[Raw records]
• • • •

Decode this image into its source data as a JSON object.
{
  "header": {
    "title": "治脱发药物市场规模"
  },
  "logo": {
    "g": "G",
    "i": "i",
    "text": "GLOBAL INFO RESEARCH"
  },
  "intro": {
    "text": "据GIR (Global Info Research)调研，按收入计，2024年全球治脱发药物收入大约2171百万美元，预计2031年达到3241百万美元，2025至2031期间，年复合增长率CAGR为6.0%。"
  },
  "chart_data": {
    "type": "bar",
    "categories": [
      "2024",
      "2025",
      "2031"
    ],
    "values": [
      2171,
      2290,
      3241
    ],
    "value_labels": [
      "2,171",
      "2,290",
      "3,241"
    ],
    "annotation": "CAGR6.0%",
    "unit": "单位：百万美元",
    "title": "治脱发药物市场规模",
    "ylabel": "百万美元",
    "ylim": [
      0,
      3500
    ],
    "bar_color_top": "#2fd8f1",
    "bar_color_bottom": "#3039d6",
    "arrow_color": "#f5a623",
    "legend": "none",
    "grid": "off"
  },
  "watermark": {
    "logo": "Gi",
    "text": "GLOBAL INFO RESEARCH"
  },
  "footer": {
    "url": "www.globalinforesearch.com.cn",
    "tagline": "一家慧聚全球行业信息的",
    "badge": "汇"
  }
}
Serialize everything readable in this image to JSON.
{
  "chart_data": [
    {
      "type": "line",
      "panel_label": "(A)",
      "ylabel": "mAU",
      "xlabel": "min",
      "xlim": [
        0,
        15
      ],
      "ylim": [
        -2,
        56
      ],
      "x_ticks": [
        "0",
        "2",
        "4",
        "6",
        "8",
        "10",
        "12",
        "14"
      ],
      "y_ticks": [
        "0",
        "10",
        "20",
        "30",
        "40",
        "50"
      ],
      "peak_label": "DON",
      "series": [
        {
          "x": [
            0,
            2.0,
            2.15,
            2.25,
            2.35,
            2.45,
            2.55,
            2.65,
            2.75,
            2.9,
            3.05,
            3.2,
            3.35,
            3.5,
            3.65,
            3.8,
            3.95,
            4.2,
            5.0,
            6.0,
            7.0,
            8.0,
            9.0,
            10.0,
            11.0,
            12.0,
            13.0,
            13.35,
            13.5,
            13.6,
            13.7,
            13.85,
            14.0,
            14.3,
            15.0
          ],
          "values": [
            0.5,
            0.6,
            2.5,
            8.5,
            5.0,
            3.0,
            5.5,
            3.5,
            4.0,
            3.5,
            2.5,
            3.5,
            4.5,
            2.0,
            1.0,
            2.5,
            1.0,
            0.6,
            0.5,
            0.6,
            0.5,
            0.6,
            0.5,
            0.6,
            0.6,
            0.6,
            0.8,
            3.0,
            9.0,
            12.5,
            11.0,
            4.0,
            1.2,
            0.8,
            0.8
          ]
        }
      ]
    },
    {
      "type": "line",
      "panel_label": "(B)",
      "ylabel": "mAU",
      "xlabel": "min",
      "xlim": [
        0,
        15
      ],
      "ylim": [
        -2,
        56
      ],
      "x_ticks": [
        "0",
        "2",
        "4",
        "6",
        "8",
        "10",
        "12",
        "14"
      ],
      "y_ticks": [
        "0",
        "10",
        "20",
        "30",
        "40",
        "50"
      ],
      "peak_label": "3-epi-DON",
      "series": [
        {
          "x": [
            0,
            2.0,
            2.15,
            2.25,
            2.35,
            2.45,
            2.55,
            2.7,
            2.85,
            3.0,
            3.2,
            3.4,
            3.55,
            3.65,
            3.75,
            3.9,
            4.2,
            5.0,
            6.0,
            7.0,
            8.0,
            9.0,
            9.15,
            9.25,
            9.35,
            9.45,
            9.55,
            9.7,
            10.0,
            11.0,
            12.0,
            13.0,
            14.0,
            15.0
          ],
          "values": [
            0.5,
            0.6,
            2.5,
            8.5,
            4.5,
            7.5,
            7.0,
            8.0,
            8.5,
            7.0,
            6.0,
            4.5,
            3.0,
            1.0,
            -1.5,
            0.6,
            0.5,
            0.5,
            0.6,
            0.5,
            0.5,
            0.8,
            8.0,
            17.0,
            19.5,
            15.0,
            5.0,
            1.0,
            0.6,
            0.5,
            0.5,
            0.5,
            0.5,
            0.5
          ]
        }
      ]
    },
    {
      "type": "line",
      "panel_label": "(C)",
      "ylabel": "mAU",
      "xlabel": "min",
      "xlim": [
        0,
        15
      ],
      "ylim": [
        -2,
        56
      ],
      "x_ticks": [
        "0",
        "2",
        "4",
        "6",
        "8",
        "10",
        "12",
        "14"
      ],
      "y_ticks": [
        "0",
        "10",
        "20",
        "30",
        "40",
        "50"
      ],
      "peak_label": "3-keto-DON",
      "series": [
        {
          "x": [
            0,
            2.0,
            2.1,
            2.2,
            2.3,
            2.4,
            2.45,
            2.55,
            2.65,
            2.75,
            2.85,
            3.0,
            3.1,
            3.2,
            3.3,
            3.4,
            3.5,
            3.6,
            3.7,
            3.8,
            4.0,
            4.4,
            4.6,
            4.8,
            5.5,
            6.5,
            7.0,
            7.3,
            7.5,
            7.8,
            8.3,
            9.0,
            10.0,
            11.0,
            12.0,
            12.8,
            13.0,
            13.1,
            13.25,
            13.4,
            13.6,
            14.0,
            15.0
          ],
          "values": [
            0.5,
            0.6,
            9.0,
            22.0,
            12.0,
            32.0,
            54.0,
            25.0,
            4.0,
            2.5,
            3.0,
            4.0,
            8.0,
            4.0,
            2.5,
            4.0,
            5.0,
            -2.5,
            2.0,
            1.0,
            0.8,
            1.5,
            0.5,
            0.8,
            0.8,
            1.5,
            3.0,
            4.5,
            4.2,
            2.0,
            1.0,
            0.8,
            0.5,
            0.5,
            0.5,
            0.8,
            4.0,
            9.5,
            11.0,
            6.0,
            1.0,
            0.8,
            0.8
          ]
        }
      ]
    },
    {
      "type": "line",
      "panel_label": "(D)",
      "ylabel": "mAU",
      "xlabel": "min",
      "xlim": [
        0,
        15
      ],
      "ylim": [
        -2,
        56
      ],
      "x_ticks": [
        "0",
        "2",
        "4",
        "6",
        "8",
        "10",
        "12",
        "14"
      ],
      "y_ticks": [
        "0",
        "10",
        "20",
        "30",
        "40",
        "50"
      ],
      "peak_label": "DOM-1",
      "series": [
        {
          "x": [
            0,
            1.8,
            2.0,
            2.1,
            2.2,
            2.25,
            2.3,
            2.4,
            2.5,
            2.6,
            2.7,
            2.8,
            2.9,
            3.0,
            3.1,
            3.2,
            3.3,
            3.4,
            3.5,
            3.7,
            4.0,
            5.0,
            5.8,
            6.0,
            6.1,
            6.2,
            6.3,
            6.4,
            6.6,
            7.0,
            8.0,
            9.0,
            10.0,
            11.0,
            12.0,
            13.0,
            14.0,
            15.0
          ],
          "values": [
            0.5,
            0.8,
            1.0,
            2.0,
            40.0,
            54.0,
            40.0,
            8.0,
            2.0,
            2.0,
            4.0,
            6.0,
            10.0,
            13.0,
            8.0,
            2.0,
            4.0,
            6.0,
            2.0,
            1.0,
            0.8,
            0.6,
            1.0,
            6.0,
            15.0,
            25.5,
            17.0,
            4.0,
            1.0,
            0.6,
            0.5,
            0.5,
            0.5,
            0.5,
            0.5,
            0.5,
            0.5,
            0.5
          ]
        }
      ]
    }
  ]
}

• • • •

WORK TO DO
Reproduce the material exactly, with every line intact.

FULL ANSWER
Decode this image into its source data as a JSON object.
{
  "header": {
    "title": "治脱发药物市场规模"
  },
  "logo": {
    "g": "G",
    "i": "i",
    "text": "GLOBAL INFO RESEARCH"
  },
  "intro": {
    "text": "据GIR (Global Info Research)调研，按收入计，2024年全球治脱发药物收入大约2171百万美元，预计2031年达到3241百万美元，2025至2031期间，年复合增长率CAGR为6.0%。"
  },
  "chart_data": {
    "type": "bar",
    "categories": [
      "2024",
      "2025",
      "2031"
    ],
    "values": [
      2171,
      2290,
      3241
    ],
    "value_labels": [
      "2,171",
      "2,290",
      "3,241"
    ],
    "annotation": "CAGR6.0%",
    "unit": "单位：百万美元",
    "title": "治脱发药物市场规模",
    "ylabel": "百万美元",
    "ylim": [
      0,
      3500
    ],
    "bar_color_top": "#2fd8f1",
    "bar_color_bottom": "#3039d6",
    "arrow_color": "#f5a623",
    "legend": "none",
    "grid": "off"
  },
  "watermark": {
    "logo": "Gi",
    "text": "GLOBAL INFO RESEARCH"
  },
  "footer": {
    "url": "www.globalinforesearch.com.cn",
    "tagline": "一家慧聚全球行业信息的",
    "badge": "汇"
  }
}
Serialize everything readable in this image to JSON.
{
  "chart_data": [
    {
      "type": "line",
      "panel_label": "(A)",
      "ylabel": "mAU",
      "xlabel": "min",
      "xlim": [
        0,
        15
      ],
      "ylim": [
        -2,
        56
      ],
      "x_ticks": [
        "0",
        "2",
        "4",
        "6",
        "8",
        "10",
        "12",
        "14"
      ],
      "y_ticks": [
        "0",
        "10",
        "20",
        "30",
        "40",
        "50"
      ],
      "peak_label": "DON",
      "series": [
        {
          "x": [
            0,
            2.0,
            2.15,
            2.25,
            2.35,
            2.45,
            2.55,
            2.65,
            2.75,
            2.9,
            3.05,
            3.2,
            3.35,
            3.5,
            3.65,
            3.8,
            3.95,
            4.2,
            5.0,
            6.0,
            7.0,
            8.0,
            9.0,
            10.0,
            11.0,
            12.0,
            13.0,
            13.35,
            13.5,
            13.6,
            13.7,
            13.85,
            14.0,
            14.3,
            15.0
          ],
          "values": [
            0.5,
            0.6,
            2.5,
            8.5,
            5.0,
            3.0,
            5.5,
            3.5,
            4.0,
            3.5,
            2.5,
            3.5,
            4.5,
            2.0,
            1.0,
            2.5,
            1.0,
            0.6,
            0.5,
            0.6,
            0.5,
            0.6,
            0.5,
            0.6,
            0.6,
            0.6,
            0.8,
            3.0,
            9.0,
            12.5,
            11.0,
            4.0,
            1.2,
            0.8,
            0.8
          ]
        }
      ]
    },
    {
      "type": "line",
      "panel_label": "(B)",
      "ylabel": "mAU",
      "xlabel": "min",
      "xlim": [
        0,
        15
      ],
      "ylim": [
        -2,
        56
      ],
      "x_ticks": [
        "0",
        "2",
        "4",
        "6",
        "8",
        "10",
        "12",
        "14"
      ],
      "y_ticks": [
        "0",
        "10",
        "20",
        "30",
        "40",
        "50"
      ],
      "peak_label": "3-epi-DON",
      "series": [
        {
          "x": [
            0,
            2.0,
            2.15,
            2.25,
            2.35,
            2.45,
            2.55,
            2.7,
            2.85,
            3.0,
            3.2,
            3.4,
            3.55,
            3.65,
            3.75,
            3.9,
            4.2,
            5.0,
            6.0,
            7.0,
            8.0,
            9.0,
            9.15,
            9.25,
            9.35,
            9.45,
            9.55,
            9.7,
            10.0,
            11.0,
            12.0,
            13.0,
            14.0,
            15.0
          ],
          "values": [
            0.5,
            0.6,
            2.5,
            8.5,
            4.5,
            7.5,
            7.0,
            8.0,
            8.5,
            7.0,
            6.0,
            4.5,
            3.0,
            1.0,
            -1.5,
            0.6,
            0.5,
            0.5,
            0.6,
            0.5,
            0.5,
            0.8,
            8.0,
            17.0,
            19.5,
            15.0,
            5.0,
            1.0,
            0.6,
            0.5,
            0.5,
            0.5,
            0.5,
            0.5
          ]
        }
      ]
    },
    {
      "type": "line",
      "panel_label": "(C)",
      "ylabel": "mAU",
      "xlabel": "min",
      "xlim": [
        0,
        15
      ],
      "ylim": [
        -2,
        56
      ],
      "x_ticks": [
        "0",
        "2",
        "4",
        "6",
        "8",
        "10",
        "12",
        "14"
      ],
      "y_ticks": [
        "0",
        "10",
        "20",
        "30",
        "40",
        "50"
      ],
      "peak_label": "3-keto-DON",
      "series": [
        {
          "x": [
            0,
            2.0,
            2.1,
            2.2,
            2.3,
            2.4,
            2.45,
            2.55,
            2.65,
            2.75,
            2.85,
            3.0,
            3.1,
            3.2,
            3.3,
            3.4,
            3.5,
            3.6,
            3.7,
            3.8,
            4.0,
            4.4,
            4.6,
            4.8,
            5.5,
            6.5,
            7.0,
            7.3,
            7.5,
            7.8,
            8.3,
            9.0,
            10.0,
            11.0,
            12.0,
            12.8,
            13.0,
            13.1,
            13.25,
            13.4,
            13.6,
            14.0,
            15.0
          ],
          "values": [
            0.5,
            0.6,
            9.0,
            22.0,
            12.0,
            32.0,
            54.0,
            25.0,
            4.0,
            2.5,
            3.0,
            4.0,
            8.0,
            4.0,
            2.5,
            4.0,
            5.0,
            -2.5,
            2.0,
            1.0,
            0.8,
            1.5,
            0.5,
            0.8,
            0.8,
            1.5,
            3.0,
            4.5,
            4.2,
            2.0,
            1.0,
            0.8,
            0.5,
            0.5,
            0.5,
            0.8,
            4.0,
            9.5,
            11.0,
            6.0,
            1.0,
            0.8,
            0.8
          ]
        }
      ]
    },
    {
      "type": "line",
      "panel_label": "(D)",
      "ylabel": "mAU",
      "xlabel": "min",
      "xlim": [
        0,
        15
      ],
      "ylim": [
        -2,
        56
      ],
      "x_ticks": [
        "0",
        "2",
        "4",
        "6",
        "8",
        "10",
        "12",
        "14"
      ],
      "y_ticks": [
        "0",
        "10",
        "20",
        "30",
        "40",
        "50"
      ],
      "peak_label": "DOM-1",
      "series": [
        {
          "x": [
            0,
            1.8,
            2.0,
            2.1,
            2.2,
            2.25,
            2.3,
            2.4,
            2.5,
            2.6,
            2.7,
            2.8,
            2.9,
            3.0,
            3.1,
            3.2,
            3.3,
            3.4,
            3.5,
            3.7,
            4.0,
            5.0,
            5.8,
            6.0,
            6.1,
            6.2,
            6.3,
            6.4,
            6.6,
            7.0,
            8.0,
            9.0,
            10.0,
            11.0,
            12.0,
            13.0,
            14.0,
            15.0
          ],
          "values": [
            0.5,
            0.8,
            1.0,
            2.0,
            40.0,
            54.0,
            40.0,
            8.0,
            2.0,
            2.0,
            4.0,
            6.0,
            10.0,
            13.0,
            8.0,
            2.0,
            4.0,
            6.0,
            2.0,
            1.0,
            0.8,
            0.6,
            1.0,
            6.0,
            15.0,
            25.5,
            17.0,
            4.0,
            1.0,
            0.6,
            0.5,
            0.5,
            0.5,
            0.5,
            0.5,
            0.5,
            0.5,
            0.5
          ]
        }
      ]
    }
  ]
}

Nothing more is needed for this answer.